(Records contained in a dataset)
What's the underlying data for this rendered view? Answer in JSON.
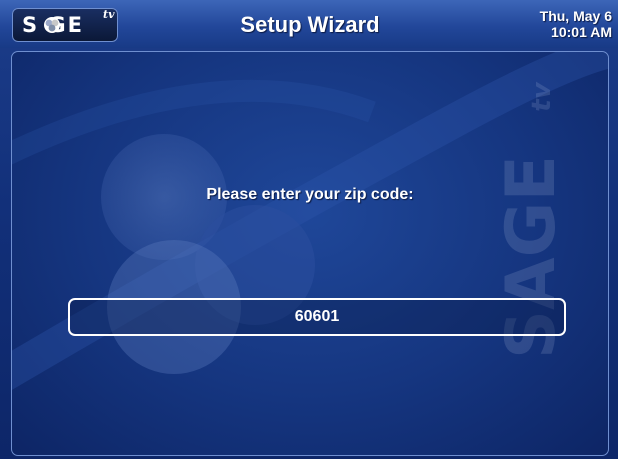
{
  "header": {
    "logo_text": "S GE",
    "logo_superscript": "tv",
    "title": "Setup Wizard",
    "date": "Thu, May 6",
    "time": "10:01 AM"
  },
  "main": {
    "prompt": "Please enter your zip code:",
    "zip_value": "60601",
    "watermark_text": "SAGE",
    "watermark_superscript": "tv"
  },
  "colors": {
    "background": "#12307a",
    "header": "#22479a",
    "text": "#ffffff"
  }
}
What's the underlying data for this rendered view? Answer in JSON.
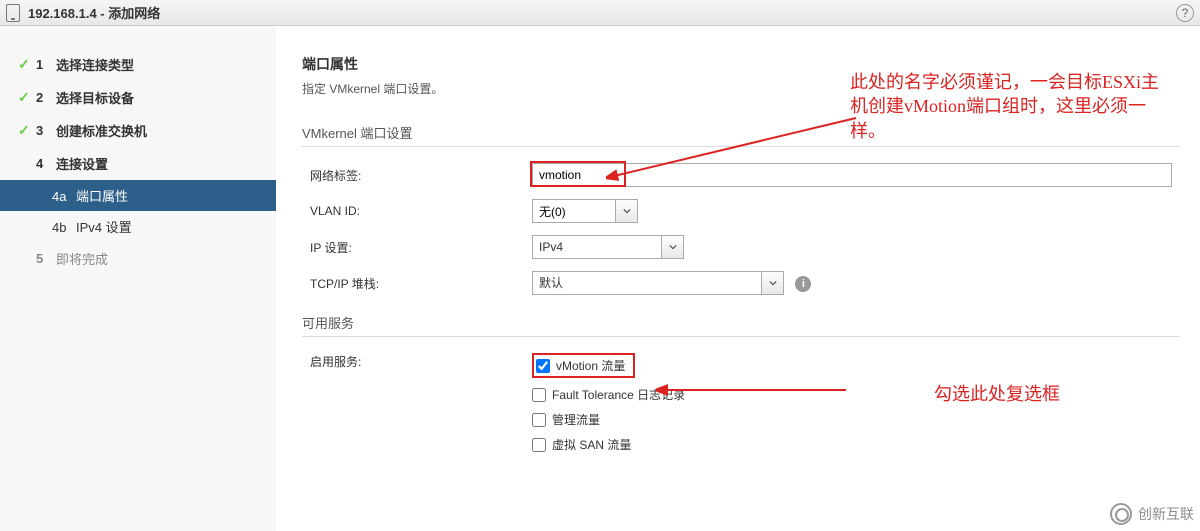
{
  "titlebar": {
    "title": "192.168.1.4 - 添加网络"
  },
  "steps": {
    "s1": "选择连接类型",
    "s2": "选择目标设备",
    "s3": "创建标准交换机",
    "s4": "连接设置",
    "s4a_num": "4a",
    "s4a": "端口属性",
    "s4b_num": "4b",
    "s4b": "IPv4 设置",
    "s5": "即将完成"
  },
  "page": {
    "heading": "端口属性",
    "sub": "指定 VMkernel 端口设置。",
    "group1": "VMkernel 端口设置",
    "labels": {
      "net_label": "网络标签:",
      "vlan": "VLAN ID:",
      "ip": "IP 设置:",
      "tcpip": "TCP/IP 堆栈:"
    },
    "values": {
      "net_label": "vmotion",
      "vlan": "无(0)",
      "ip": "IPv4",
      "tcpip": "默认"
    },
    "group2": "可用服务",
    "services_label": "启用服务:",
    "services": {
      "vmotion": "vMotion 流量",
      "ft": "Fault Tolerance 日志记录",
      "mgmt": "管理流量",
      "vsan": "虚拟 SAN 流量"
    }
  },
  "annotations": {
    "a1": "此处的名字必须谨记，一会目标ESXi主机创建vMotion端口组时，这里必须一样。",
    "a2": "勾选此处复选框"
  },
  "watermark": "创新互联"
}
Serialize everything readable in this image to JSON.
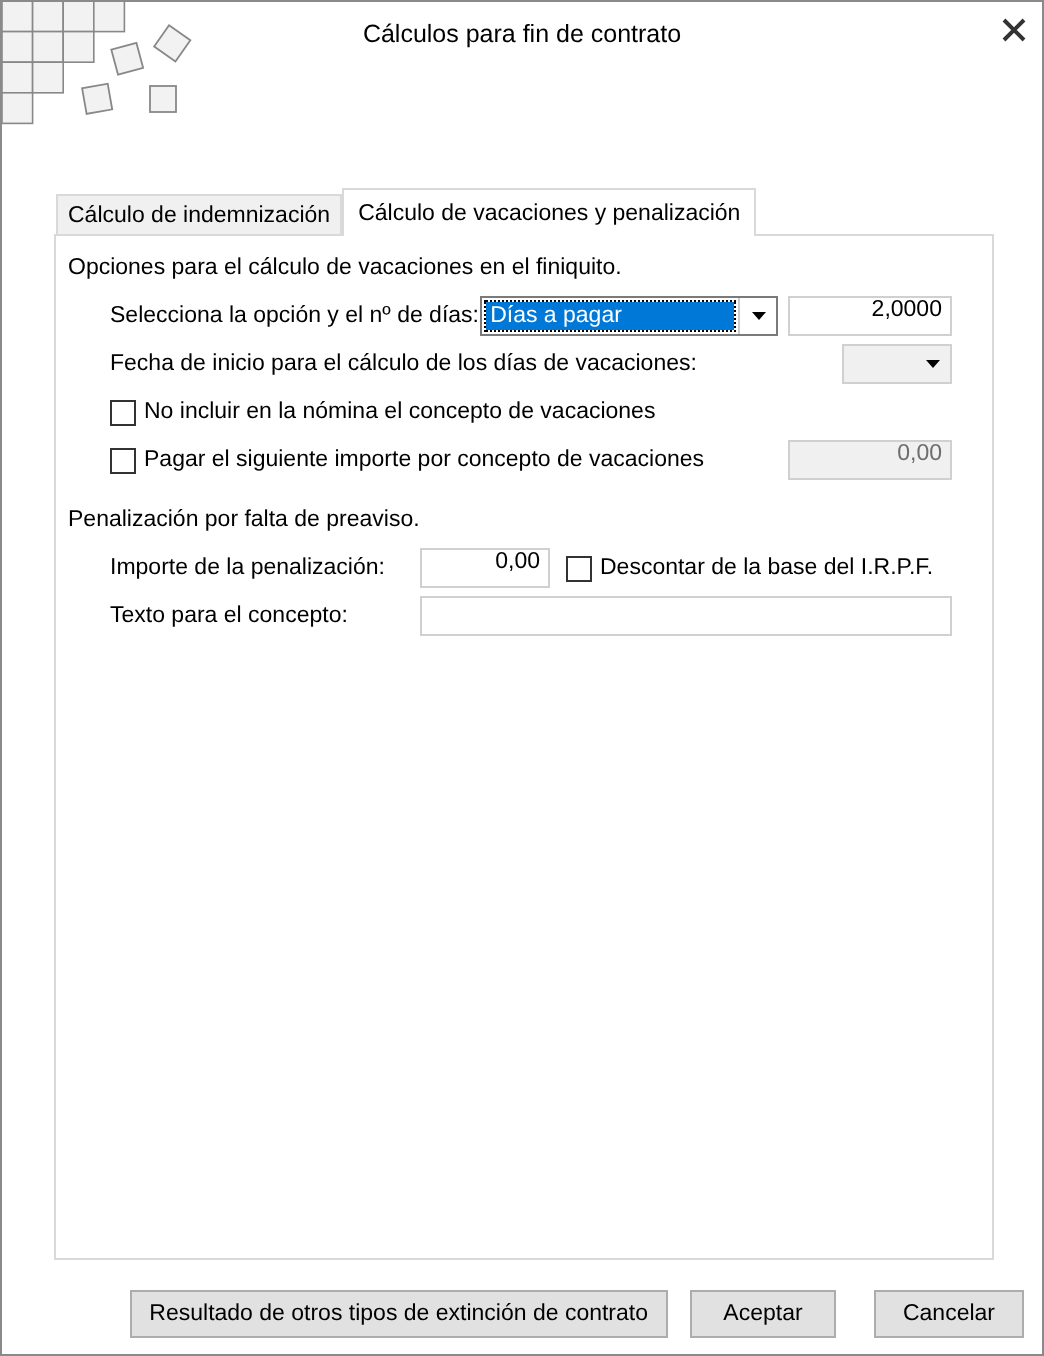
{
  "window": {
    "title": "Cálculos para fin de contrato"
  },
  "tabs": [
    {
      "label": "Cálculo de indemnización",
      "selected": false
    },
    {
      "label": "Cálculo de vacaciones y penalización",
      "selected": true
    }
  ],
  "vacaciones": {
    "heading": "Opciones para el cálculo de vacaciones en el finiquito.",
    "option_label": "Selecciona la opción y el nº de días:",
    "option_select": {
      "value": "Días a pagar",
      "focused": true
    },
    "days_field": {
      "value": "2,0000",
      "disabled": false
    },
    "start_date_label": "Fecha de inicio para el cálculo de los días de vacaciones:",
    "start_date_select": {
      "disabled": true
    },
    "checks": [
      {
        "label": "No incluir en la nómina el concepto de vacaciones",
        "checked": false
      },
      {
        "label": "Pagar el siguiente importe por concepto de vacaciones",
        "checked": false
      }
    ],
    "amount_field": {
      "value": "0,00",
      "disabled": true
    }
  },
  "penalizacion": {
    "heading": "Penalización por falta de preaviso.",
    "amount_label": "Importe de la penalización:",
    "amount_field": {
      "value": "0,00",
      "disabled": false
    },
    "irpf_check": {
      "label": "Descontar de la base del I.R.P.F.",
      "checked": false
    },
    "text_label": "Texto para el concepto:",
    "text_field": {
      "disabled": false
    }
  },
  "buttons": [
    "Resultado de otros tipos de extinción de contrato",
    "Aceptar",
    "Cancelar"
  ]
}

**Exercise aim**
Quote all the lines above exactly as given. Do not include the pictures.

**Output for this task**
What's the underlying data for this rendered view? Answer in JSON.
{
  "header": {
    "logo_text": "S GE",
    "logo_superscript": "tv",
    "title": "Setup Wizard",
    "date": "Thu, May 6",
    "time": "10:01 AM"
  },
  "main": {
    "prompt": "Please enter your zip code:",
    "zip_value": "60601",
    "watermark_text": "SAGE",
    "watermark_superscript": "tv"
  },
  "colors": {
    "background": "#12307a",
    "header": "#22479a",
    "text": "#ffffff"
  }
}
What's the underlying data for this rendered view? Answer in JSON.
{
  "titlebar": {
    "title": "192.168.1.4 - 添加网络"
  },
  "steps": {
    "s1": "选择连接类型",
    "s2": "选择目标设备",
    "s3": "创建标准交换机",
    "s4": "连接设置",
    "s4a_num": "4a",
    "s4a": "端口属性",
    "s4b_num": "4b",
    "s4b": "IPv4 设置",
    "s5": "即将完成"
  },
  "page": {
    "heading": "端口属性",
    "sub": "指定 VMkernel 端口设置。",
    "group1": "VMkernel 端口设置",
    "labels": {
      "net_label": "网络标签:",
      "vlan": "VLAN ID:",
      "ip": "IP 设置:",
      "tcpip": "TCP/IP 堆栈:"
    },
    "values": {
      "net_label": "vmotion",
      "vlan": "无(0)",
      "ip": "IPv4",
      "tcpip": "默认"
    },
    "group2": "可用服务",
    "services_label": "启用服务:",
    "services": {
      "vmotion": "vMotion 流量",
      "ft": "Fault Tolerance 日志记录",
      "mgmt": "管理流量",
      "vsan": "虚拟 SAN 流量"
    }
  },
  "annotations": {
    "a1": "此处的名字必须谨记，一会目标ESXi主机创建vMotion端口组时，这里必须一样。",
    "a2": "勾选此处复选框"
  },
  "watermark": "创新互联"
}
Serialize everything readable in this image to JSON.
{
  "window": {
    "title": "Cálculos para fin de contrato"
  },
  "tabs": [
    {
      "label": "Cálculo de indemnización",
      "selected": false
    },
    {
      "label": "Cálculo de vacaciones y penalización",
      "selected": true
    }
  ],
  "vacaciones": {
    "heading": "Opciones para el cálculo de vacaciones en el finiquito.",
    "option_label": "Selecciona la opción y el nº de días:",
    "option_select": {
      "value": "Días a pagar",
      "focused": true
    },
    "days_field": {
      "value": "2,0000",
      "disabled": false
    },
    "start_date_label": "Fecha de inicio para el cálculo de los días de vacaciones:",
    "start_date_select": {
      "disabled": true
    },
    "checks": [
      {
        "label": "No incluir en la nómina el concepto de vacaciones",
        "checked": false
      },
      {
        "label": "Pagar el siguiente importe por concepto de vacaciones",
        "checked": false
      }
    ],
    "amount_field": {
      "value": "0,00",
      "disabled": true
    }
  },
  "penalizacion": {
    "heading": "Penalización por falta de preaviso.",
    "amount_label": "Importe de la penalización:",
    "amount_field": {
      "value": "0,00",
      "disabled": false
    },
    "irpf_check": {
      "label": "Descontar de la base del I.R.P.F.",
      "checked": false
    },
    "text_label": "Texto para el concepto:",
    "text_field": {
      "disabled": false
    }
  },
  "buttons": [
    "Resultado de otros tipos de extinción de contrato",
    "Aceptar",
    "Cancelar"
  ]
}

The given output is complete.